Objective: Sift the material for lines containing "pages", and return them.

Supplied records:
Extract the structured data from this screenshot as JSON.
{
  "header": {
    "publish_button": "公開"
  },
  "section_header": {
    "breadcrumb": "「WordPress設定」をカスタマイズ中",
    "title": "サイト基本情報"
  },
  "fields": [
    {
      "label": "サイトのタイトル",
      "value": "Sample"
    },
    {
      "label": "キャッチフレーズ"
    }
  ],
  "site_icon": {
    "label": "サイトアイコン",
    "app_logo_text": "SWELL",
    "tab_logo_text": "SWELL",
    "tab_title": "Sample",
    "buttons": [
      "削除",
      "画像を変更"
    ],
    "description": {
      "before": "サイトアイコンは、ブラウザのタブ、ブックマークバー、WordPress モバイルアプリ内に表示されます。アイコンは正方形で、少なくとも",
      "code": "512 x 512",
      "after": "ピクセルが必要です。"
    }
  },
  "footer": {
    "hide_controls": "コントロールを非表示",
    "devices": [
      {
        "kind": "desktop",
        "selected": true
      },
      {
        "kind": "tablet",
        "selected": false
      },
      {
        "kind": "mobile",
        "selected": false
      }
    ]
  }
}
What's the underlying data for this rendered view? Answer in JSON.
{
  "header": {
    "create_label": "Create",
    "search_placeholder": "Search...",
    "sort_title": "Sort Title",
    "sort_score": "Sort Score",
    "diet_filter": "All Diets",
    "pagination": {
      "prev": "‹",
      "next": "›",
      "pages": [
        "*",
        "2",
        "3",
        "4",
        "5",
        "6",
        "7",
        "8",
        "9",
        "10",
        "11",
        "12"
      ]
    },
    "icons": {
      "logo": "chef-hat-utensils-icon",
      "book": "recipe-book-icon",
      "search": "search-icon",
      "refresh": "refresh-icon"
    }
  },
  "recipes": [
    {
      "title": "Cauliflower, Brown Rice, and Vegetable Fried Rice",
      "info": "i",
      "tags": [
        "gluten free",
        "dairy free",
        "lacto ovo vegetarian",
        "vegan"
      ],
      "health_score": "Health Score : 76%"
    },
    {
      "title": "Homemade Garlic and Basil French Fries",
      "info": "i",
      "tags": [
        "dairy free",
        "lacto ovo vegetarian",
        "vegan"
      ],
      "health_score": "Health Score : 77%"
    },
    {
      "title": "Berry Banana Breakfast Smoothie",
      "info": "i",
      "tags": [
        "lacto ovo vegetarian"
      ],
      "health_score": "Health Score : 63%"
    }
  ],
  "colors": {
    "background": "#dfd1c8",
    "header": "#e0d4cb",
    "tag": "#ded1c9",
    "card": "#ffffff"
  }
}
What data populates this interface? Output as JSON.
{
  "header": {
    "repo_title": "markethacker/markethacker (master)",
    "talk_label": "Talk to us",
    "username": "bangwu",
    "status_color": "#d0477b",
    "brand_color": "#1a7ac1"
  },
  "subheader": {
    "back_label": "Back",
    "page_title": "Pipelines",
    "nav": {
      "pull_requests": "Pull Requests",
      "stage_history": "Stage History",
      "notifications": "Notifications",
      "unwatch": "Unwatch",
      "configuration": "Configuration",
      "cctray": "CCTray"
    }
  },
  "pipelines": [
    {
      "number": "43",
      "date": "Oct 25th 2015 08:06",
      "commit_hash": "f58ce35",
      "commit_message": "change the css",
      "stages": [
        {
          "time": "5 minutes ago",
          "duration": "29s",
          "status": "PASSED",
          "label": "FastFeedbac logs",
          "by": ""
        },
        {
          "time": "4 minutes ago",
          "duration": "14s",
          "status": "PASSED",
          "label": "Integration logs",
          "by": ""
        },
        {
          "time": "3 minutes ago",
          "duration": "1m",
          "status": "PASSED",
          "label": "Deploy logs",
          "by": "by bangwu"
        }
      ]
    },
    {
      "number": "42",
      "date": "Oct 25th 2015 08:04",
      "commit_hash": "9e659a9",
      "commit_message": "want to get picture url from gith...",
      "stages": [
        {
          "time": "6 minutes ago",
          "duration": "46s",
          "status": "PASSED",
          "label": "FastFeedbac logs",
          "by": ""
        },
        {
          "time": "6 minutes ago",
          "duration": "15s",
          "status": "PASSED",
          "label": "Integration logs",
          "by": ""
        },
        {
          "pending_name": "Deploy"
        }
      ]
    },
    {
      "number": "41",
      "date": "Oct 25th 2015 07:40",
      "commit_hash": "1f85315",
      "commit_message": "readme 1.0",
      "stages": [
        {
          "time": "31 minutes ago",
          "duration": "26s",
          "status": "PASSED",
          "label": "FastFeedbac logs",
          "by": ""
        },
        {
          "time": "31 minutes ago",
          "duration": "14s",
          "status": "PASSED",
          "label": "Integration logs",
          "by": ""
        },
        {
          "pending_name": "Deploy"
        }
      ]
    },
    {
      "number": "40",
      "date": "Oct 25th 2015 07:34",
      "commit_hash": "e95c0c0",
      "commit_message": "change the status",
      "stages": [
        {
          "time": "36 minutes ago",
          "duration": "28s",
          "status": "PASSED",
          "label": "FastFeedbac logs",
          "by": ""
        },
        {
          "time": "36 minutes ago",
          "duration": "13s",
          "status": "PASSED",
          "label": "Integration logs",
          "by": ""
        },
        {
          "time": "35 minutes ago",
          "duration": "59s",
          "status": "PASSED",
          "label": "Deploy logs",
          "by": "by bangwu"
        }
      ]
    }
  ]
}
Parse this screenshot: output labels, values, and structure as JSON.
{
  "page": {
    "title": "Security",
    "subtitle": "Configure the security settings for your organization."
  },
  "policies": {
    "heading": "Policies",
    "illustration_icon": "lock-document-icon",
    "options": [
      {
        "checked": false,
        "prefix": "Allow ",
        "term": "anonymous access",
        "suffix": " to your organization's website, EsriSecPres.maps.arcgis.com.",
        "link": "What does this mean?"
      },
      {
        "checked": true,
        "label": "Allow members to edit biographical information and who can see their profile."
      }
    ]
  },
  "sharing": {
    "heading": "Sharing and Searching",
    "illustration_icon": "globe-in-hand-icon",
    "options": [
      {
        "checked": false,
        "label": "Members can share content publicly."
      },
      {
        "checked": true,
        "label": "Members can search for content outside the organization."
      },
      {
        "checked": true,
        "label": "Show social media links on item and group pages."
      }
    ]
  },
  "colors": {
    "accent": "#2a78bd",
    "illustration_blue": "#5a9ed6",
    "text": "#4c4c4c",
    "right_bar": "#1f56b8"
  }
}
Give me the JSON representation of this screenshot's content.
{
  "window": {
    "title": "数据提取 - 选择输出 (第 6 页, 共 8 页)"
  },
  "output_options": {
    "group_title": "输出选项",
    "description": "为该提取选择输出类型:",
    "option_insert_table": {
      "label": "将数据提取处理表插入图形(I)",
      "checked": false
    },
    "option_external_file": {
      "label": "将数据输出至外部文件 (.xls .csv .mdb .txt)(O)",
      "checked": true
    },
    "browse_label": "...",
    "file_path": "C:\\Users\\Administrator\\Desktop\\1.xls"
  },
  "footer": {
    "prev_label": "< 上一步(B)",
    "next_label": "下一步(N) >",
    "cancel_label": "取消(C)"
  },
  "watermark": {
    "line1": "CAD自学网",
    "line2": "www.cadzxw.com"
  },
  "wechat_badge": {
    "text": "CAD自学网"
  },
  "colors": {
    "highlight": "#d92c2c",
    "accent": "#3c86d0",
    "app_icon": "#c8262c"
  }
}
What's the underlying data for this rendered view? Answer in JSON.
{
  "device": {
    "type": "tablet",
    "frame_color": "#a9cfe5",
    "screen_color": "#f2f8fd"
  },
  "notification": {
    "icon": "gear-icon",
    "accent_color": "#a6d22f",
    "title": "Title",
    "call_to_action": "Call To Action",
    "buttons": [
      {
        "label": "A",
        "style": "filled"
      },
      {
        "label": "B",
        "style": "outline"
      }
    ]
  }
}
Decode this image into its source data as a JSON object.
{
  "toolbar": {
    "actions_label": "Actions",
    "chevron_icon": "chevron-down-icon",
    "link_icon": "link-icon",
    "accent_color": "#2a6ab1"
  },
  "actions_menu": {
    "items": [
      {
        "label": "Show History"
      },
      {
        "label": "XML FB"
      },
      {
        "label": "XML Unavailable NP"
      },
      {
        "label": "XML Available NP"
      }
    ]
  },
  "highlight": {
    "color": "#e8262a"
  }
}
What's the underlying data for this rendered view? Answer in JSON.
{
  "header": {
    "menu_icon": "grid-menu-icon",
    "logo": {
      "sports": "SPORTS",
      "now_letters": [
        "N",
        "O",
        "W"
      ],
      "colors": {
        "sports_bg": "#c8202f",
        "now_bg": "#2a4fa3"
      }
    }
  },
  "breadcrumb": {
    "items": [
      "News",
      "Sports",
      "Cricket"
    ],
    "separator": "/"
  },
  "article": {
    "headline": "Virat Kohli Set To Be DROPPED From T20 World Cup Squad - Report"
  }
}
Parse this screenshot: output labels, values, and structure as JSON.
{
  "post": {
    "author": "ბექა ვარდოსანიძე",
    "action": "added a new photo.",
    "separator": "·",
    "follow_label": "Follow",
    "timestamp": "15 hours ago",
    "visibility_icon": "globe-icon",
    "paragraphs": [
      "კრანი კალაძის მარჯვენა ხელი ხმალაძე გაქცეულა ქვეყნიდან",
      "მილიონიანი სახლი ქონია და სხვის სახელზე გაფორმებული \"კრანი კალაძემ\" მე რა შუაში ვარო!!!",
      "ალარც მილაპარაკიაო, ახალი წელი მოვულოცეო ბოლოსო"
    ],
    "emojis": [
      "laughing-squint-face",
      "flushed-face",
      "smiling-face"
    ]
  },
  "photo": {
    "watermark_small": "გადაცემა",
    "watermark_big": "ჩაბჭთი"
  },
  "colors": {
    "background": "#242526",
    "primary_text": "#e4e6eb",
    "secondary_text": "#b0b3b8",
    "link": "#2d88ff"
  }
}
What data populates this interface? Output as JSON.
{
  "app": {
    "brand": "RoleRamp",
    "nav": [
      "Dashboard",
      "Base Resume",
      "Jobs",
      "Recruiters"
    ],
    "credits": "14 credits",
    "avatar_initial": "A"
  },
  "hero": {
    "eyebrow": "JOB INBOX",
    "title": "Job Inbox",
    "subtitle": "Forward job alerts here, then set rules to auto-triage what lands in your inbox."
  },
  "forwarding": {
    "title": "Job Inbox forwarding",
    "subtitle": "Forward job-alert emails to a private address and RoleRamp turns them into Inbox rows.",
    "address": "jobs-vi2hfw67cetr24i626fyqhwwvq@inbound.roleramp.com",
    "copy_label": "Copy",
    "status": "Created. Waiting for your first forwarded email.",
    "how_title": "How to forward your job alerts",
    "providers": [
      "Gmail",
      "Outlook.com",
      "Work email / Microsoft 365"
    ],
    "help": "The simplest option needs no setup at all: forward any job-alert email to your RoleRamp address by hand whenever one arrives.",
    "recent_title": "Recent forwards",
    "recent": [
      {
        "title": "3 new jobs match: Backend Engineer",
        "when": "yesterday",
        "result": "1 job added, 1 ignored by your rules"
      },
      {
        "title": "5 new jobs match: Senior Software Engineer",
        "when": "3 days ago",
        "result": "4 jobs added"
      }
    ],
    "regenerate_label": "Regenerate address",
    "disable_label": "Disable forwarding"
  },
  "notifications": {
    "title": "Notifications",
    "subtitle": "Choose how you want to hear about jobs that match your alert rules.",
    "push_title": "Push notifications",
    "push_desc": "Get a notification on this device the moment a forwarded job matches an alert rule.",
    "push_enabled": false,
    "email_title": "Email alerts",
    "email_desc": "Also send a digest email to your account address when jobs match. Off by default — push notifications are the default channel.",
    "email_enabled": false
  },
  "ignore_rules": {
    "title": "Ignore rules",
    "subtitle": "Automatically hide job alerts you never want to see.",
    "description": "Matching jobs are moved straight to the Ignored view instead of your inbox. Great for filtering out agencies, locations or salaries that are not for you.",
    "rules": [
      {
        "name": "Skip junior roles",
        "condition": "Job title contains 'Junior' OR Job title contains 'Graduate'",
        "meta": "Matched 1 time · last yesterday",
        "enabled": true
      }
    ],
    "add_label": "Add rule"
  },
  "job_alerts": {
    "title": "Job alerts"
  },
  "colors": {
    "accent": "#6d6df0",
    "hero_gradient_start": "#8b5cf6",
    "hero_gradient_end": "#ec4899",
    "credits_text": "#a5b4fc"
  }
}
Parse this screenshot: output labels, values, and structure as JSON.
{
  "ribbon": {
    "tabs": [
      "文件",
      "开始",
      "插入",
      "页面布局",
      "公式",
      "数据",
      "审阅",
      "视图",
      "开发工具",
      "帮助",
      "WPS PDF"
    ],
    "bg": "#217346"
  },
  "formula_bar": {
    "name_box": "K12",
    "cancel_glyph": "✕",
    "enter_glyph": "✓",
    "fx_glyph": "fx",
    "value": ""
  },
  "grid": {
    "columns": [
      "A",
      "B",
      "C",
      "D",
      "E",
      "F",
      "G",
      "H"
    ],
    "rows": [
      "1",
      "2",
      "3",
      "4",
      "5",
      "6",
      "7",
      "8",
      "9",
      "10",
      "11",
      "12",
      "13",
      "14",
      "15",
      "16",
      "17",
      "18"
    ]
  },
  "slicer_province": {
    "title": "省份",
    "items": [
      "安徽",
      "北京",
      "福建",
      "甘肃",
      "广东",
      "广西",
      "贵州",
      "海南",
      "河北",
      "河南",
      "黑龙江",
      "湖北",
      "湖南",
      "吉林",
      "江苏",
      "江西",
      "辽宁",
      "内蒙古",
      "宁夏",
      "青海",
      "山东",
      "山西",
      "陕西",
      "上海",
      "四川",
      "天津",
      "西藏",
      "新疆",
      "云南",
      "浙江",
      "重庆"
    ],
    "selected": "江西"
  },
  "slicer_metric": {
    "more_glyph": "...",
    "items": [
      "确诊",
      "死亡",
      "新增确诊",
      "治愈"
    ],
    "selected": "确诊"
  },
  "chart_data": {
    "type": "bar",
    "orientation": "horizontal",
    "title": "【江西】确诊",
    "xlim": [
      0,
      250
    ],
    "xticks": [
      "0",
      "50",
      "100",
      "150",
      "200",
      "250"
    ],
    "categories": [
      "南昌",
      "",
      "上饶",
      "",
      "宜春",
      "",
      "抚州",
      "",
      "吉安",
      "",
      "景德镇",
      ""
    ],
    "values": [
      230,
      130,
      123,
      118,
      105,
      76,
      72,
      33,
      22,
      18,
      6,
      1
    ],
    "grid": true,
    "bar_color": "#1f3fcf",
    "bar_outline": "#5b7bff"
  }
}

Complete output:
      "pages": [
        "label": "Show social media links on item and group pages."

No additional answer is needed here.